TASK OBJECTIVE
Copy the lines below as they are; omit the images they contain.

ENTRIES PROVIDED

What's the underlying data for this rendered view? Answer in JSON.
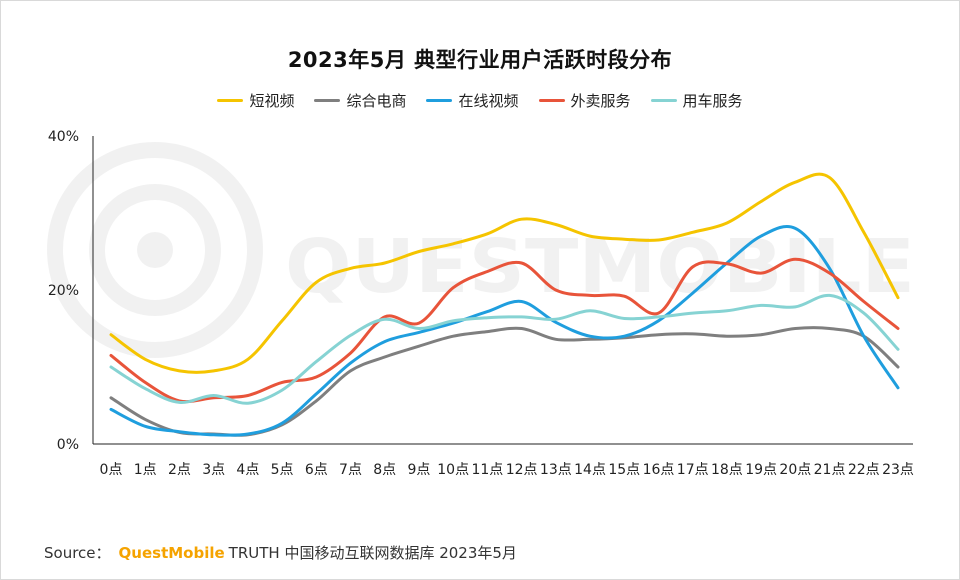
{
  "chart_data": {
    "type": "line",
    "title": "2023年5月 典型行业用户活跃时段分布",
    "categories": [
      "0点",
      "1点",
      "2点",
      "3点",
      "4点",
      "5点",
      "6点",
      "7点",
      "8点",
      "9点",
      "10点",
      "11点",
      "12点",
      "13点",
      "14点",
      "15点",
      "16点",
      "17点",
      "18点",
      "19点",
      "20点",
      "21点",
      "22点",
      "23点"
    ],
    "y_ticks": [
      "0%",
      "20%",
      "40%"
    ],
    "ylim": [
      0,
      40
    ],
    "y_unit": "%",
    "grid": false,
    "legend_position": "top",
    "series": [
      {
        "name": "短视频",
        "color": "#f5c400",
        "values": [
          14.2,
          11,
          9.5,
          9.5,
          11,
          16,
          21,
          22.8,
          23.5,
          25,
          26,
          27.3,
          29.2,
          28.5,
          27,
          26.6,
          26.5,
          27.5,
          28.7,
          31.5,
          34,
          34.6,
          27.5,
          19
        ]
      },
      {
        "name": "综合电商",
        "color": "#7f7f7f",
        "values": [
          6,
          3.2,
          1.5,
          1.3,
          1.2,
          2.5,
          5.6,
          9.5,
          11.3,
          12.7,
          14,
          14.6,
          15,
          13.6,
          13.6,
          13.8,
          14.2,
          14.3,
          14,
          14.2,
          15,
          15,
          14,
          10
        ]
      },
      {
        "name": "在线视频",
        "color": "#1f9ede",
        "values": [
          4.5,
          2.3,
          1.6,
          1.2,
          1.3,
          2.7,
          6.5,
          10.5,
          13.3,
          14.5,
          15.7,
          17.2,
          18.5,
          15.8,
          14,
          14,
          16,
          19.6,
          23.5,
          27,
          28,
          22.8,
          14,
          7.3
        ]
      },
      {
        "name": "外卖服务",
        "color": "#e8543a",
        "values": [
          11.5,
          8,
          5.6,
          6,
          6.3,
          8,
          8.7,
          11.8,
          16.5,
          15.7,
          20.3,
          22.4,
          23.5,
          20,
          19.3,
          19.2,
          17,
          23,
          23.4,
          22.2,
          24,
          22.2,
          18.5,
          15
        ]
      },
      {
        "name": "用车服务",
        "color": "#86d3d3",
        "values": [
          10,
          7.2,
          5.4,
          6.3,
          5.3,
          7,
          10.7,
          14.1,
          16.2,
          15,
          16,
          16.4,
          16.5,
          16.2,
          17.3,
          16.3,
          16.5,
          17,
          17.3,
          18,
          17.8,
          19.3,
          17,
          12.3
        ]
      }
    ]
  },
  "source": {
    "label": "Source：",
    "brand": "QuestMobile",
    "rest": "TRUTH 中国移动互联网数据库 2023年5月"
  },
  "watermark": {
    "text": "QUESTMOBILE"
  }
}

SOLUTION TO THIS TASK
What's the underlying data for this rendered view? Answer in JSON.
{
  "chart_data": {
    "type": "line",
    "title": "2023年5月 典型行业用户活跃时段分布",
    "categories": [
      "0点",
      "1点",
      "2点",
      "3点",
      "4点",
      "5点",
      "6点",
      "7点",
      "8点",
      "9点",
      "10点",
      "11点",
      "12点",
      "13点",
      "14点",
      "15点",
      "16点",
      "17点",
      "18点",
      "19点",
      "20点",
      "21点",
      "22点",
      "23点"
    ],
    "y_ticks": [
      "0%",
      "20%",
      "40%"
    ],
    "ylim": [
      0,
      40
    ],
    "y_unit": "%",
    "grid": false,
    "legend_position": "top",
    "series": [
      {
        "name": "短视频",
        "color": "#f5c400",
        "values": [
          14.2,
          11,
          9.5,
          9.5,
          11,
          16,
          21,
          22.8,
          23.5,
          25,
          26,
          27.3,
          29.2,
          28.5,
          27,
          26.6,
          26.5,
          27.5,
          28.7,
          31.5,
          34,
          34.6,
          27.5,
          19
        ]
      },
      {
        "name": "综合电商",
        "color": "#7f7f7f",
        "values": [
          6,
          3.2,
          1.5,
          1.3,
          1.2,
          2.5,
          5.6,
          9.5,
          11.3,
          12.7,
          14,
          14.6,
          15,
          13.6,
          13.6,
          13.8,
          14.2,
          14.3,
          14,
          14.2,
          15,
          15,
          14,
          10
        ]
      },
      {
        "name": "在线视频",
        "color": "#1f9ede",
        "values": [
          4.5,
          2.3,
          1.6,
          1.2,
          1.3,
          2.7,
          6.5,
          10.5,
          13.3,
          14.5,
          15.7,
          17.2,
          18.5,
          15.8,
          14,
          14,
          16,
          19.6,
          23.5,
          27,
          28,
          22.8,
          14,
          7.3
        ]
      },
      {
        "name": "外卖服务",
        "color": "#e8543a",
        "values": [
          11.5,
          8,
          5.6,
          6,
          6.3,
          8,
          8.7,
          11.8,
          16.5,
          15.7,
          20.3,
          22.4,
          23.5,
          20,
          19.3,
          19.2,
          17,
          23,
          23.4,
          22.2,
          24,
          22.2,
          18.5,
          15
        ]
      },
      {
        "name": "用车服务",
        "color": "#86d3d3",
        "values": [
          10,
          7.2,
          5.4,
          6.3,
          5.3,
          7,
          10.7,
          14.1,
          16.2,
          15,
          16,
          16.4,
          16.5,
          16.2,
          17.3,
          16.3,
          16.5,
          17,
          17.3,
          18,
          17.8,
          19.3,
          17,
          12.3
        ]
      }
    ]
  },
  "source": {
    "label": "Source：",
    "brand": "QuestMobile",
    "rest": "TRUTH 中国移动互联网数据库 2023年5月"
  },
  "watermark": {
    "text": "QUESTMOBILE"
  }
}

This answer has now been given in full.